» MATERIAL FOR THE TASK
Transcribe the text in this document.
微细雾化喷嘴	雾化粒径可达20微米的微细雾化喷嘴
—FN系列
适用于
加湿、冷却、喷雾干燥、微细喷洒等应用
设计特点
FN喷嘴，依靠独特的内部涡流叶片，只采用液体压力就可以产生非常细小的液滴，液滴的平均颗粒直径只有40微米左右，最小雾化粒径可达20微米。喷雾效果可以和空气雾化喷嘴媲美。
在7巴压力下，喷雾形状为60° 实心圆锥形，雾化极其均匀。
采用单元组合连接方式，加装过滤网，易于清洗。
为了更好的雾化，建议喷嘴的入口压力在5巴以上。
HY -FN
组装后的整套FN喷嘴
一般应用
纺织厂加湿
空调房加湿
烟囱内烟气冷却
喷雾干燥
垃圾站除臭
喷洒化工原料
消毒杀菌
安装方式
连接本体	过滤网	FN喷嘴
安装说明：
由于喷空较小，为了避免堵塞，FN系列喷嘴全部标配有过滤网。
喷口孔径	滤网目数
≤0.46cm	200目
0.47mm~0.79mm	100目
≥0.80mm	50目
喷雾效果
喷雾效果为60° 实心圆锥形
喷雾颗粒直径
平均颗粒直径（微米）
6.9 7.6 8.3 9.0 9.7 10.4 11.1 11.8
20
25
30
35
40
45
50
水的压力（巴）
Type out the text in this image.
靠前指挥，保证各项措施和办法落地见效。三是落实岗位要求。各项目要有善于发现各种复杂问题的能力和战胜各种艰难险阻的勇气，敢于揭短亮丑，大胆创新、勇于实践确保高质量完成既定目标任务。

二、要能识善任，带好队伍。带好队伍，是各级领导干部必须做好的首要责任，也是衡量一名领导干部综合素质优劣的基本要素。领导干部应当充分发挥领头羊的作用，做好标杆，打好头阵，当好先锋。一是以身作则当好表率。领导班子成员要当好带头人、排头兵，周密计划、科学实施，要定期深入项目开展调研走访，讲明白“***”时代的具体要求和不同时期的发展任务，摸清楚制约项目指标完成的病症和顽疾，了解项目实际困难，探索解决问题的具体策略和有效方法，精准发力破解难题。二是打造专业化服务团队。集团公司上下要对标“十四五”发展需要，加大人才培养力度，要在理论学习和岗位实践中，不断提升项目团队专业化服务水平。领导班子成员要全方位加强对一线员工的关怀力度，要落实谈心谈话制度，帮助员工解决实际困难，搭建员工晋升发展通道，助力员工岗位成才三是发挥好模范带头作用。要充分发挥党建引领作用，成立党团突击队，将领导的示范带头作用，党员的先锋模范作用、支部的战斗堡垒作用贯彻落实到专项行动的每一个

...

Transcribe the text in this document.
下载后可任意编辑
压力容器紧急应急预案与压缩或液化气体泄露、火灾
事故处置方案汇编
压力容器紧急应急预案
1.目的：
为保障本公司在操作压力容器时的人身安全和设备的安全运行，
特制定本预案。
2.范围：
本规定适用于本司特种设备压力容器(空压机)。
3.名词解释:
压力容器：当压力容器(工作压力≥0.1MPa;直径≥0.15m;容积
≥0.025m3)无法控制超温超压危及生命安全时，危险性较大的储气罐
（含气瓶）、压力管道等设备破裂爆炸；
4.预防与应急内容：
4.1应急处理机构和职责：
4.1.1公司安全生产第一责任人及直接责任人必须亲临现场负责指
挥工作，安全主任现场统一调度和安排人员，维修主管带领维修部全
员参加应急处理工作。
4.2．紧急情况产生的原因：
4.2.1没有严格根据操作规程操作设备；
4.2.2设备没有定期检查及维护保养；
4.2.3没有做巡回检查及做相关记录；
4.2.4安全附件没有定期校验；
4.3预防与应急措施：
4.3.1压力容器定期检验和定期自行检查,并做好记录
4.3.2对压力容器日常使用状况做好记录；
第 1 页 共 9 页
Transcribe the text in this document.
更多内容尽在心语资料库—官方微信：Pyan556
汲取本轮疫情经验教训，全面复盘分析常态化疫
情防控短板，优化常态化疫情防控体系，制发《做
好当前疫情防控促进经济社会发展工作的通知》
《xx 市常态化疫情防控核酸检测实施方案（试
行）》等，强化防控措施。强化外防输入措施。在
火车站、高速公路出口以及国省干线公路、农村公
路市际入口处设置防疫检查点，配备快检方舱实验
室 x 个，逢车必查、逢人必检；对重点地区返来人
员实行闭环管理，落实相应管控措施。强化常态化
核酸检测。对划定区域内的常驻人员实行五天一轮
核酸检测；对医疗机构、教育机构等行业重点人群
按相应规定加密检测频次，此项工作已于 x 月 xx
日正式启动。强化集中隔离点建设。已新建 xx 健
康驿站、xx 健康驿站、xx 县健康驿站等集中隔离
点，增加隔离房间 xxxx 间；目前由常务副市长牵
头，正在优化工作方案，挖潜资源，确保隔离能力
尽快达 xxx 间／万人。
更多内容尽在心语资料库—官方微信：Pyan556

» STATED PROBLEM
The word "实心圆锥形" appears in how many lines of the records? Give the number only.

» OUTPUT FOR THIS EXERCISE
2